## Exercise brief
Among the records that follow, how many lines include the string "Blend"? Only the number is wanted.

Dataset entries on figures
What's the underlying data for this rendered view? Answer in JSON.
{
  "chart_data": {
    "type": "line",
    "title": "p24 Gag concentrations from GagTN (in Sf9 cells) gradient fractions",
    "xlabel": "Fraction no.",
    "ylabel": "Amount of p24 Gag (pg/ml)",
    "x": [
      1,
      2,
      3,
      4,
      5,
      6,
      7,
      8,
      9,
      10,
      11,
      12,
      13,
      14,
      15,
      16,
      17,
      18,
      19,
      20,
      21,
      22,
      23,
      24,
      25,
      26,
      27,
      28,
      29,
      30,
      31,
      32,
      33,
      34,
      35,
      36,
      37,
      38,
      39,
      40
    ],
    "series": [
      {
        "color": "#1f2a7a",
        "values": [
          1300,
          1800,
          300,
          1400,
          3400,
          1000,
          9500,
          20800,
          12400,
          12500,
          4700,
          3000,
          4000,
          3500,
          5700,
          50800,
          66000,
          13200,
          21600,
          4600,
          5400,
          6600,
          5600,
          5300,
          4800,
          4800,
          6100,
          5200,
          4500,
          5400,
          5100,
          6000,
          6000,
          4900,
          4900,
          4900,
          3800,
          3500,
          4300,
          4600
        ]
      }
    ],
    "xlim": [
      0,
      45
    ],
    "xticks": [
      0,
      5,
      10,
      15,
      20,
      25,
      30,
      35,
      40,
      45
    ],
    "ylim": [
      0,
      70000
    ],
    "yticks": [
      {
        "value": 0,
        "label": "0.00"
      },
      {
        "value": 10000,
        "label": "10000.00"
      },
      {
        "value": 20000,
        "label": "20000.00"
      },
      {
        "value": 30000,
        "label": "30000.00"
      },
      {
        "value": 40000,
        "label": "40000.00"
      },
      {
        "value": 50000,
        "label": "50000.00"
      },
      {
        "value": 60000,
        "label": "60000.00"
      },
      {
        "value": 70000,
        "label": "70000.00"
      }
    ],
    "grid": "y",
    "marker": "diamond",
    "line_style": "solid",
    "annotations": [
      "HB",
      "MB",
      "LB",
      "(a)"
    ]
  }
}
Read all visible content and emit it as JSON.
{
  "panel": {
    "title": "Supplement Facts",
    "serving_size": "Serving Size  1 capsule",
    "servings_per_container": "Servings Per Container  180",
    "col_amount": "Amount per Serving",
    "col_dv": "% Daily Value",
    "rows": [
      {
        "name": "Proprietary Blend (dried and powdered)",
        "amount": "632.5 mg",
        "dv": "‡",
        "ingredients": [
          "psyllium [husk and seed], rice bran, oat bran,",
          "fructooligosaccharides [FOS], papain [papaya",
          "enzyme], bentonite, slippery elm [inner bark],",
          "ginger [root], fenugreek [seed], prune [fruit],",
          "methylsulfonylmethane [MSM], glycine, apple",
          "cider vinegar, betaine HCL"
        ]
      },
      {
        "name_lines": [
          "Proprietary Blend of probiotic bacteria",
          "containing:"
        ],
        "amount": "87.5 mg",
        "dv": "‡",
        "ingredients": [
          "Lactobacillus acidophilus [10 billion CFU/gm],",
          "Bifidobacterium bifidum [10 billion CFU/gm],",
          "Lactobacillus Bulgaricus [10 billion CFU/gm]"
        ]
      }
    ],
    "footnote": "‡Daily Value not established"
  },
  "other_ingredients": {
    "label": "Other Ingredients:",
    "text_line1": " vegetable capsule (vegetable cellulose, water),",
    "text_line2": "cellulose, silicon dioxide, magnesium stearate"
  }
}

## Finished exercise
2